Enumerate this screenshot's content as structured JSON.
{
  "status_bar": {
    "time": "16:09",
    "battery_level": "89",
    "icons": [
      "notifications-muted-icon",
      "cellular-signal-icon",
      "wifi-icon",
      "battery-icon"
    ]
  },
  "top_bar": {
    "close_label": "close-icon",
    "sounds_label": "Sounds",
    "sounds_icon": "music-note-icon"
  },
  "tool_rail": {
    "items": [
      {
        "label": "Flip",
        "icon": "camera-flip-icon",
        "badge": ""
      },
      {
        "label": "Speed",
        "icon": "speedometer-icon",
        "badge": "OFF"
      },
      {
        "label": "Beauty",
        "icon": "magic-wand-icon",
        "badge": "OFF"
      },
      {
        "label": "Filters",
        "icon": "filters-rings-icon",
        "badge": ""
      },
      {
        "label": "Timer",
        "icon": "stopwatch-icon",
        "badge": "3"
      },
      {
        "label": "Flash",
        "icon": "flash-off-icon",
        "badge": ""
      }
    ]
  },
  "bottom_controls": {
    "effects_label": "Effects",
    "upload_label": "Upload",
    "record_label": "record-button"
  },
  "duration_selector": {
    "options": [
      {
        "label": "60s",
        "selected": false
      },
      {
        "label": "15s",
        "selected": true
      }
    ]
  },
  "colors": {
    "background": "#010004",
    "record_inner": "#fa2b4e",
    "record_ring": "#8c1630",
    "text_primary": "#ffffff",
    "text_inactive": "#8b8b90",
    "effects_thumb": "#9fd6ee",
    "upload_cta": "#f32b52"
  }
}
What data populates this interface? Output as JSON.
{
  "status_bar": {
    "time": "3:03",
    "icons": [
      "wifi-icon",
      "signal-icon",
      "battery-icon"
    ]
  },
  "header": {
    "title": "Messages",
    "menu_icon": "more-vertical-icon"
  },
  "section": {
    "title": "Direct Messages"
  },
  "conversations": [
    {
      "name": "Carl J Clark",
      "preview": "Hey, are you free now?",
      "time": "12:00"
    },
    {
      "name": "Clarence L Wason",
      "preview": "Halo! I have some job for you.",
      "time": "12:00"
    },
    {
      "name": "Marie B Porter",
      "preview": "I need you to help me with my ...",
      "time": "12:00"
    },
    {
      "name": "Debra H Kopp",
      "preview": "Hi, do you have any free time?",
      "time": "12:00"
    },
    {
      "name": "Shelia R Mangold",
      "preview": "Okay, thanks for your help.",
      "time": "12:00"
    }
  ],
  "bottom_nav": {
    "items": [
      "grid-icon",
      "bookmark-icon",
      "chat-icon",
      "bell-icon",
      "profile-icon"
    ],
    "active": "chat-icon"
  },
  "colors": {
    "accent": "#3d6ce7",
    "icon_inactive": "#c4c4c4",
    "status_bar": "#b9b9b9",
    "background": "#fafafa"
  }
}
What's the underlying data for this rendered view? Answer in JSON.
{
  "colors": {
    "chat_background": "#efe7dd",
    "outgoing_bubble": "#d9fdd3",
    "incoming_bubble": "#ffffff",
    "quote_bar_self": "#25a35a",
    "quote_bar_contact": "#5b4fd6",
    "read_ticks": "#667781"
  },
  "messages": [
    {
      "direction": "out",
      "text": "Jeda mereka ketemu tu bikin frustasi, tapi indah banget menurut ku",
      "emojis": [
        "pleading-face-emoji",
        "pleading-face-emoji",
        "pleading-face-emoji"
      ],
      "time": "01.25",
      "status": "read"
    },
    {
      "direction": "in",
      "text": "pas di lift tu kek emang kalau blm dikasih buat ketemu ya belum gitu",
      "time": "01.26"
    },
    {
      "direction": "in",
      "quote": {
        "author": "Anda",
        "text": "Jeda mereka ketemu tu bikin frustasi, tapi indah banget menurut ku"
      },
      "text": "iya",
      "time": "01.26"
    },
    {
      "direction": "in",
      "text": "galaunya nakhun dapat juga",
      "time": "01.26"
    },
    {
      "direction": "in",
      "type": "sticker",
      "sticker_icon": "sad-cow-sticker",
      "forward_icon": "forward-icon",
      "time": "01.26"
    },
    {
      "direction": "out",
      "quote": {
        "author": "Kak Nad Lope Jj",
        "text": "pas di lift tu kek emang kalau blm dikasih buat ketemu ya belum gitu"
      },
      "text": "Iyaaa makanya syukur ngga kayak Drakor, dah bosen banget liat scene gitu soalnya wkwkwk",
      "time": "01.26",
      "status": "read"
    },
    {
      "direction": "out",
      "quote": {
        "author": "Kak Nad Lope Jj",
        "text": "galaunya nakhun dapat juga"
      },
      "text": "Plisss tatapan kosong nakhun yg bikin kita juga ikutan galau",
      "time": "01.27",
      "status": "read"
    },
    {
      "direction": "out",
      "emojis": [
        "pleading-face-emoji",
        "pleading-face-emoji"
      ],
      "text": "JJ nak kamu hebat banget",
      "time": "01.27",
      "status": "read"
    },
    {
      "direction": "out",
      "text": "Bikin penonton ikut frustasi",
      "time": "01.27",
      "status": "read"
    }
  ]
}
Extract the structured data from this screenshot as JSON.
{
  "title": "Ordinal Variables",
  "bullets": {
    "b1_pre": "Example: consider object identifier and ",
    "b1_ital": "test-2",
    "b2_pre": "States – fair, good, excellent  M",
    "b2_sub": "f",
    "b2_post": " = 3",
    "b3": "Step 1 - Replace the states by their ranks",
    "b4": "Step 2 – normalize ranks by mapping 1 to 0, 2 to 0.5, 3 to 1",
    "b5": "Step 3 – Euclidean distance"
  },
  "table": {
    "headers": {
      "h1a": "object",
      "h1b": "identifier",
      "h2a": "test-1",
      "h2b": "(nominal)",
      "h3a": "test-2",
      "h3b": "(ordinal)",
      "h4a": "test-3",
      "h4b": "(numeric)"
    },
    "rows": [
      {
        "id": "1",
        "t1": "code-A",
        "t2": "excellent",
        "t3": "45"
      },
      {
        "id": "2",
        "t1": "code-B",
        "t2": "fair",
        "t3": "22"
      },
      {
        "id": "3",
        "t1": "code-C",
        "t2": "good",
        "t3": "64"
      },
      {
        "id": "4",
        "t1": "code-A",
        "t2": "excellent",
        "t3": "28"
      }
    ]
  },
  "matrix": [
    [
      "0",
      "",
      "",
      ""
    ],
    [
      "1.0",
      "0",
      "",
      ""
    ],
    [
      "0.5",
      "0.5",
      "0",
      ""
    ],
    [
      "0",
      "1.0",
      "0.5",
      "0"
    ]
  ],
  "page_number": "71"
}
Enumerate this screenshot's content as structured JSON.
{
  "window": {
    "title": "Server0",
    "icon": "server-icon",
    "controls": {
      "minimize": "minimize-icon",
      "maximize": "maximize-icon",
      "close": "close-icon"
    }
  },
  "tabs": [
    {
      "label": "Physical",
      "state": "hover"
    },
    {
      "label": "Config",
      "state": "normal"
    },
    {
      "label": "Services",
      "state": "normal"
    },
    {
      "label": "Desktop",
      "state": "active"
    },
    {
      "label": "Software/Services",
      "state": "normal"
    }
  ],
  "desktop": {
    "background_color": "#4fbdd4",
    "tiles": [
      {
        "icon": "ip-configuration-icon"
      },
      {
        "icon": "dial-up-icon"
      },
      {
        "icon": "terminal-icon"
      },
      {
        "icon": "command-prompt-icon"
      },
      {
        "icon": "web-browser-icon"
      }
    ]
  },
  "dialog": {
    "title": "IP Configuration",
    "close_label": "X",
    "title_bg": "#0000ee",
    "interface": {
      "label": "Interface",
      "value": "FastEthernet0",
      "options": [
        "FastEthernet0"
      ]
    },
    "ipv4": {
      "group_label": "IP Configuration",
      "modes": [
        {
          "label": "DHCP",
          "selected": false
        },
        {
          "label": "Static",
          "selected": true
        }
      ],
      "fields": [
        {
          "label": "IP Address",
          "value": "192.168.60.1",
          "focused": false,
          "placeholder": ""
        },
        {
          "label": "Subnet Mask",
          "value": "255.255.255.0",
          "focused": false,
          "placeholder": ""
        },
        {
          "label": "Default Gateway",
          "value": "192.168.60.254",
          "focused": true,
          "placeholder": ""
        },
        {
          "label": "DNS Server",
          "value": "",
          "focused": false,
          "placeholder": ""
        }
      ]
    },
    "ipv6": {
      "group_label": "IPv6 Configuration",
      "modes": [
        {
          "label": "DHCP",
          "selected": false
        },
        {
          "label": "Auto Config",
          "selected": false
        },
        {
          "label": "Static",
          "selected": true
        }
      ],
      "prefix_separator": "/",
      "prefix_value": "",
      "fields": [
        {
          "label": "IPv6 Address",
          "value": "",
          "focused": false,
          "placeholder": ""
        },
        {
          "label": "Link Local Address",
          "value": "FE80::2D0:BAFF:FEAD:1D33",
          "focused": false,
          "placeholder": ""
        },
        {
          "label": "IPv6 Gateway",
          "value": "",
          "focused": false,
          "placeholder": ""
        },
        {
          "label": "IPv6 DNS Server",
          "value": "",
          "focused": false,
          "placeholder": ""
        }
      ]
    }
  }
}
★ ★ ★ ★ ★
*Exercise goal*: Check each line of the records for "dapat" and copy the ones that contain it.

*Answer*:
      "text": "galaunya nakhun dapat juga",
        "text": "galaunya nakhun dapat juga"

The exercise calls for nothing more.